> **WRITTEN REQUEST**: Transcribe all the entries word for word, skipping the pictures.

> **MATERIAL SHOWN**:
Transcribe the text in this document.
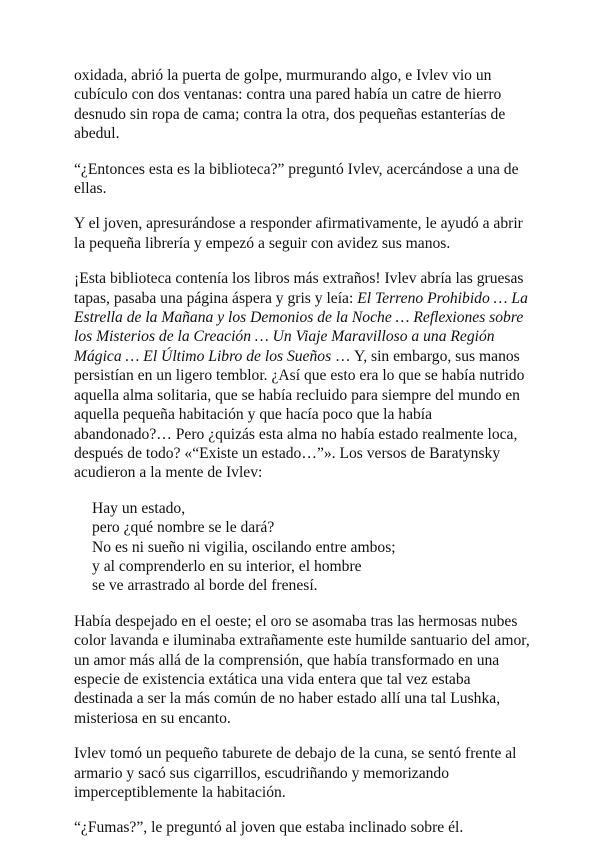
oxidada, abrió la puerta de golpe, murmurando algo, e Ivlev vio un cubículo con dos ventanas: contra una pared había un catre de hierro desnudo sin ropa de cama; contra la otra, dos pequeñas estanterías de abedul.

“¿Entonces esta es la biblioteca?” preguntó Ivlev, acercándose a una de ellas.

Y el joven, apresurándose a responder afirmativamente, le ayudó a abrir la pequeña librería y empezó a seguir con avidez sus manos.

¡Esta biblioteca contenía los libros más extraños! Ivlev abría las gruesas tapas, pasaba una página áspera y gris y leía: El Terreno Prohibido … La Estrella de la Mañana y los Demonios de la Noche … Reflexiones sobre los Misterios de la Creación … Un Viaje Maravilloso a una Región Mágica … El Último Libro de los Sueños … Y, sin embargo, sus manos persistían en un ligero temblor. ¿Así que esto era lo que se había nutrido aquella alma solitaria, que se había recluido para siempre del mundo en aquella pequeña habitación y que hacía poco que la había abandonado?… Pero ¿quizás esta alma no había estado realmente loca, después de todo? «“Existe un estado…”». Los versos de Baratynsky acudieron a la mente de Ivlev:

Hay un estado,
pero ¿qué nombre se le dará?
No es ni sueño ni vigilia, oscilando entre ambos;
y al comprenderlo en su interior, el hombre
se ve arrastrado al borde del frenesí.

Había despejado en el oeste; el oro se asomaba tras las hermosas nubes color lavanda e iluminaba extrañamente este humilde santuario del amor, un amor más allá de la comprensión, que había transformado en una especie de existencia extática una vida entera que tal vez estaba destinada a ser la más común de no haber estado allí una tal Lushka, misteriosa en su encanto.

Ivlev tomó un pequeño taburete de debajo de la cuna, se sentó frente al armario y sacó sus cigarrillos, escudriñando y memorizando imperceptiblemente la habitación.

“¿Fumas?”, le preguntó al joven que estaba inclinado sobre él.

> **EXPECTED ANSWER**:
Transcribe the text in this document.
oxidada, abrió la puerta de golpe, murmurando algo, e Ivlev vio un cubículo con dos ventanas: contra una pared había un catre de hierro desnudo sin ropa de cama; contra la otra, dos pequeñas estanterías de abedul.

“¿Entonces esta es la biblioteca?” preguntó Ivlev, acercándose a una de ellas.

Y el joven, apresurándose a responder afirmativamente, le ayudó a abrir la pequeña librería y empezó a seguir con avidez sus manos.

¡Esta biblioteca contenía los libros más extraños! Ivlev abría las gruesas tapas, pasaba una página áspera y gris y leía: El Terreno Prohibido … La Estrella de la Mañana y los Demonios de la Noche … Reflexiones sobre los Misterios de la Creación … Un Viaje Maravilloso a una Región Mágica … El Último Libro de los Sueños … Y, sin embargo, sus manos persistían en un ligero temblor. ¿Así que esto era lo que se había nutrido aquella alma solitaria, que se había recluido para siempre del mundo en aquella pequeña habitación y que hacía poco que la había abandonado?… Pero ¿quizás esta alma no había estado realmente loca, después de todo? «“Existe un estado…”». Los versos de Baratynsky acudieron a la mente de Ivlev:

Hay un estado,
pero ¿qué nombre se le dará?
No es ni sueño ni vigilia, oscilando entre ambos;
y al comprenderlo en su interior, el hombre
se ve arrastrado al borde del frenesí.

Había despejado en el oeste; el oro se asomaba tras las hermosas nubes color lavanda e iluminaba extrañamente este humilde santuario del amor, un amor más allá de la comprensión, que había transformado en una especie de existencia extática una vida entera que tal vez estaba destinada a ser la más común de no haber estado allí una tal Lushka, misteriosa en su encanto.

Ivlev tomó un pequeño taburete de debajo de la cuna, se sentó frente al armario y sacó sus cigarrillos, escudriñando y memorizando imperceptiblemente la habitación.

“¿Fumas?”, le preguntó al joven que estaba inclinado sobre él.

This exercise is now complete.